Below are some entries. Copy each line that holds the string "this".

--- start of Input ---

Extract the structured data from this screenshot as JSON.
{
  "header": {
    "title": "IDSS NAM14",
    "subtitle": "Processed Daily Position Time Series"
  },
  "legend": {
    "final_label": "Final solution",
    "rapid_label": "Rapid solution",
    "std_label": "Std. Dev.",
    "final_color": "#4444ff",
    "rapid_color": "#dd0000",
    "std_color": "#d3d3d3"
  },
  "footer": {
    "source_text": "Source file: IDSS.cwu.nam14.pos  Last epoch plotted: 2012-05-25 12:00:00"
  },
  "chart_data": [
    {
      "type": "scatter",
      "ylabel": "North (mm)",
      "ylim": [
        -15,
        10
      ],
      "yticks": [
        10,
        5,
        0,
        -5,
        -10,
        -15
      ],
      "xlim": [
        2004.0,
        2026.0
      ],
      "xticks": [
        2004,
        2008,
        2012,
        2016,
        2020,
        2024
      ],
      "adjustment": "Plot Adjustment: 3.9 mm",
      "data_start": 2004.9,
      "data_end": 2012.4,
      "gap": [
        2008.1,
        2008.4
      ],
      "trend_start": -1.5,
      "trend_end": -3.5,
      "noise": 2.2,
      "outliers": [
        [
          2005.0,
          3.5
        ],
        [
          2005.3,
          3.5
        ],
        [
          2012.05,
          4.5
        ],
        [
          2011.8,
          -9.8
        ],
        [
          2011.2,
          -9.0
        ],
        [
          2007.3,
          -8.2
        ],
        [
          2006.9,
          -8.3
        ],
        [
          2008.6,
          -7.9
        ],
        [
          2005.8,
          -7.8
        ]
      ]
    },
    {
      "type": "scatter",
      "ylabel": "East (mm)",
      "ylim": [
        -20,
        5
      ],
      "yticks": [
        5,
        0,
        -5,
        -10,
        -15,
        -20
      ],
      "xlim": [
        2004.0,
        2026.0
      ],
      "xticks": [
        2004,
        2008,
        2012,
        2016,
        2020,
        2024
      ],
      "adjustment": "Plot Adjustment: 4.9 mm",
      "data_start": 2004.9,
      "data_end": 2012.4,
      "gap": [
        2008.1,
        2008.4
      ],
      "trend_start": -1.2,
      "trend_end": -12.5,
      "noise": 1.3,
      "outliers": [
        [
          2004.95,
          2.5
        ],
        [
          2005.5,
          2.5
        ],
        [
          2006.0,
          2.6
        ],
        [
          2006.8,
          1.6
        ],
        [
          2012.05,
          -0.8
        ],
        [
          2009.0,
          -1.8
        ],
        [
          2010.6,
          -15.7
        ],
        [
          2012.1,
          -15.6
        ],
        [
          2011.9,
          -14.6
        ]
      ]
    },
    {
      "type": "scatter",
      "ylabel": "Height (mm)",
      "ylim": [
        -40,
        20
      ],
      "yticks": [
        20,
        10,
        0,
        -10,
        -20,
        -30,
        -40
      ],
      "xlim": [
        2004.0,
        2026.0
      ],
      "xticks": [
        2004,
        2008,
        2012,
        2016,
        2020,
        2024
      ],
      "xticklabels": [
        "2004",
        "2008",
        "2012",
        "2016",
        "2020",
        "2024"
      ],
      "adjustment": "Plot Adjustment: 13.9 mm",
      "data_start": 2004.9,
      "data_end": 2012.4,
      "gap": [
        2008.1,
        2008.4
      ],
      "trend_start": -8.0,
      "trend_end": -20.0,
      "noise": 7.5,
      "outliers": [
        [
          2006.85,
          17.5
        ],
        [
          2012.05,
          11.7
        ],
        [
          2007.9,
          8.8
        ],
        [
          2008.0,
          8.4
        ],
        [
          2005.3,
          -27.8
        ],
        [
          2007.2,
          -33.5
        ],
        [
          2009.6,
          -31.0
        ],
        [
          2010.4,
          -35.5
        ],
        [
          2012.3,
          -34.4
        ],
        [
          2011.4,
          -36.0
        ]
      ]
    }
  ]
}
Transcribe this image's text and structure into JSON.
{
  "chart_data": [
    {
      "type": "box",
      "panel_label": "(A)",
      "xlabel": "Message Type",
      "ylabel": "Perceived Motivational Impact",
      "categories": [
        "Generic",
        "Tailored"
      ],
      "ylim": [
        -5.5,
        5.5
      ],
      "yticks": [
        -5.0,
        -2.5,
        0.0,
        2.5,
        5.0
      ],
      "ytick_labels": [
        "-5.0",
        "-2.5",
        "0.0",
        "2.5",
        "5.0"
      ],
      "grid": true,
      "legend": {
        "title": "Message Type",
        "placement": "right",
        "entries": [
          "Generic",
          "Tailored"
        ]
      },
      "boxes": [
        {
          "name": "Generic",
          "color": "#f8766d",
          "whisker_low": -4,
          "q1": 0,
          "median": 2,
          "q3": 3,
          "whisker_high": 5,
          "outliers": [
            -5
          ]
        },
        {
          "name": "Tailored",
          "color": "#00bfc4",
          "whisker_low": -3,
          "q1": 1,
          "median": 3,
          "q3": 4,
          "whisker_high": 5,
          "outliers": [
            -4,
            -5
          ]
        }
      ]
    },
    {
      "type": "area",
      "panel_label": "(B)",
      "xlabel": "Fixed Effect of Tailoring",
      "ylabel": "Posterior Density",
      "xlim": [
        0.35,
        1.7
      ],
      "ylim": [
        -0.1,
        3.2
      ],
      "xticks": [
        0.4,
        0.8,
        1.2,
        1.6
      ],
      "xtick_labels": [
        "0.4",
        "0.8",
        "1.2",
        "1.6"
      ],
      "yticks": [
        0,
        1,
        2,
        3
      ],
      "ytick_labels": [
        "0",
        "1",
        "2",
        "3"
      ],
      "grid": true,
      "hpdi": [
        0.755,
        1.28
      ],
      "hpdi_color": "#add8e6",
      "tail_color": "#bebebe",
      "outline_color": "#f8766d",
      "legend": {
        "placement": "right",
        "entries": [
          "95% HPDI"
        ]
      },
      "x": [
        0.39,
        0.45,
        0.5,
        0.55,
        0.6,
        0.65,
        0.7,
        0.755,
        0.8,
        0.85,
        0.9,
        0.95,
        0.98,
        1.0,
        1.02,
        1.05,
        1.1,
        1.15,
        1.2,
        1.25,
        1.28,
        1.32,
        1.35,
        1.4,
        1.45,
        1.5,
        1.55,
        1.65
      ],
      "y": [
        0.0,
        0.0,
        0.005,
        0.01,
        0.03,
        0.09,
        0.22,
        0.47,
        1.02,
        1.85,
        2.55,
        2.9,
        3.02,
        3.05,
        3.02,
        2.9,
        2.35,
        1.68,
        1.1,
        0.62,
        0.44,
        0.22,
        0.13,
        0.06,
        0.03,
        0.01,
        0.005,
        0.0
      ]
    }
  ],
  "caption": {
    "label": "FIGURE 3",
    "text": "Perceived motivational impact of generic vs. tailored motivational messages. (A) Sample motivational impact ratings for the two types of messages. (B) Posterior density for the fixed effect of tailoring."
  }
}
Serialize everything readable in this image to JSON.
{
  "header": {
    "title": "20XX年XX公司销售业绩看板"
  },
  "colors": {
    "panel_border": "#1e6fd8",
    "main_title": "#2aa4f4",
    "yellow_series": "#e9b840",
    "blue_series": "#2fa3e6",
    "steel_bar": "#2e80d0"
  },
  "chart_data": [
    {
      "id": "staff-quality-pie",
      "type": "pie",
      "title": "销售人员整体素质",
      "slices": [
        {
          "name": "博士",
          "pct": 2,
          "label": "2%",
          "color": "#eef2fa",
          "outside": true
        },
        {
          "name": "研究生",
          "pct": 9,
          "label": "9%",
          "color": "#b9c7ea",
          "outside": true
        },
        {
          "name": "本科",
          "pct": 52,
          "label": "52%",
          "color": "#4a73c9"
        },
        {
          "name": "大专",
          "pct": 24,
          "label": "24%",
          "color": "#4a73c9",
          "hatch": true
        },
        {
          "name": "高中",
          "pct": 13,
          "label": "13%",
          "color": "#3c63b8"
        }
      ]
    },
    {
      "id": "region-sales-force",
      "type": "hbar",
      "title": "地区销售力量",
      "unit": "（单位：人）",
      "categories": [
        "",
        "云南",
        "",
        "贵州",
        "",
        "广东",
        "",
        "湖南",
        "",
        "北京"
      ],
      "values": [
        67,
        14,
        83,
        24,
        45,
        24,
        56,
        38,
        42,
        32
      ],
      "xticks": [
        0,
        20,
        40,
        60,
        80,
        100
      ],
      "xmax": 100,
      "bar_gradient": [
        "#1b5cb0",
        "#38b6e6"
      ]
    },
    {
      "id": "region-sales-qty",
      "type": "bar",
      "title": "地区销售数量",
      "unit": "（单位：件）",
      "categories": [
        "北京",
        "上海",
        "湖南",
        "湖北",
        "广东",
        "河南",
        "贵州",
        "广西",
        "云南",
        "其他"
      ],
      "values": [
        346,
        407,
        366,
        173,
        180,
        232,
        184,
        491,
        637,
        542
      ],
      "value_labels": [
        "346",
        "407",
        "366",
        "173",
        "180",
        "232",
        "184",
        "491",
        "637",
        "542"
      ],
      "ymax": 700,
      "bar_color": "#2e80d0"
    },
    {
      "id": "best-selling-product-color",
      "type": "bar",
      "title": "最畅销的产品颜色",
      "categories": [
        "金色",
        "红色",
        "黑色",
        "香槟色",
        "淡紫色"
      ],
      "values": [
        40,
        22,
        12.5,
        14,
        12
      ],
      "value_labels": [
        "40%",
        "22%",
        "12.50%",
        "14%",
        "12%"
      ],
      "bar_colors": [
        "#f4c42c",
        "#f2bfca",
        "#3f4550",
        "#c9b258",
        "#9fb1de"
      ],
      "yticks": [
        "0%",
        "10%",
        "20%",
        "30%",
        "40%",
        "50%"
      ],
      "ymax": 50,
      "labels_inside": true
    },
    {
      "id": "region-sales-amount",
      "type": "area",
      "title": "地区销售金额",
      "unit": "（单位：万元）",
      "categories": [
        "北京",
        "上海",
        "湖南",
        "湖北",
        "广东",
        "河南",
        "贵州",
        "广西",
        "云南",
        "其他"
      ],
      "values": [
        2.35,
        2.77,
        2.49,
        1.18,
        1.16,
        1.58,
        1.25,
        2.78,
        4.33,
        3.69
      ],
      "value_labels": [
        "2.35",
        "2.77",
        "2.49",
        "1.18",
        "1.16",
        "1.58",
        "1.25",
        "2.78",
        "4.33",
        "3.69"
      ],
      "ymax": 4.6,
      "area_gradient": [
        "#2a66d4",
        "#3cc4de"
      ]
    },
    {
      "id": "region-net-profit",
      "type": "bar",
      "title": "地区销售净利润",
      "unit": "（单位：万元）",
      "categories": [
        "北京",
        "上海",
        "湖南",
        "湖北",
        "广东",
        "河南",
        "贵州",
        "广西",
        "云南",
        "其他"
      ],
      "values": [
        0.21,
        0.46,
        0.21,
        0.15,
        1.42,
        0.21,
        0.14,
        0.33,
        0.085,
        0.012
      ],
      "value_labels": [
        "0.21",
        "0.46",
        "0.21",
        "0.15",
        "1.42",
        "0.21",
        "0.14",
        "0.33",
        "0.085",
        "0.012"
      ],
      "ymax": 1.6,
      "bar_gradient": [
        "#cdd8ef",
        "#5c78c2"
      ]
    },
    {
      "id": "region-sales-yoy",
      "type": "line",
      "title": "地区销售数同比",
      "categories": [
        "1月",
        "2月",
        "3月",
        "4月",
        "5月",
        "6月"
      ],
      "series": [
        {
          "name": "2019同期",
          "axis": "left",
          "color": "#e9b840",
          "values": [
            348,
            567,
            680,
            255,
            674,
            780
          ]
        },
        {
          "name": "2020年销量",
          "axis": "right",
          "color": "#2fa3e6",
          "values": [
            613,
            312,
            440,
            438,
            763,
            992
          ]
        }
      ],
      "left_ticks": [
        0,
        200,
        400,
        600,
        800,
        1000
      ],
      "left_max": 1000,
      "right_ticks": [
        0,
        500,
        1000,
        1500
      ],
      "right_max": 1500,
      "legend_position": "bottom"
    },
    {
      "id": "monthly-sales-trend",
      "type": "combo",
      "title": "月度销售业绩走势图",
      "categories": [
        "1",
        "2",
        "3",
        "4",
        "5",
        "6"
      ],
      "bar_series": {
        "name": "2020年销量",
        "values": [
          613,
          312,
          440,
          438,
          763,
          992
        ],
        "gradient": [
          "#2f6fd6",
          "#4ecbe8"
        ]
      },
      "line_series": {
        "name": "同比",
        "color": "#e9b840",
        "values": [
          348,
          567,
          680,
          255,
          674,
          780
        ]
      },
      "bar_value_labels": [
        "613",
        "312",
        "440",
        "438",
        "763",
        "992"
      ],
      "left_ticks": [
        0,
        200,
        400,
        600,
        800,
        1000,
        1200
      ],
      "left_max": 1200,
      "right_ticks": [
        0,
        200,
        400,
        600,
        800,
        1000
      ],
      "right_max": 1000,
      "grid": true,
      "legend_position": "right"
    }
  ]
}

--- end of Input ---

→ Written solution:
Extract the structured data from this screenshot as JSON.
Transcribe this image's text and structure into JSON.
Serialize everything readable in this image to JSON.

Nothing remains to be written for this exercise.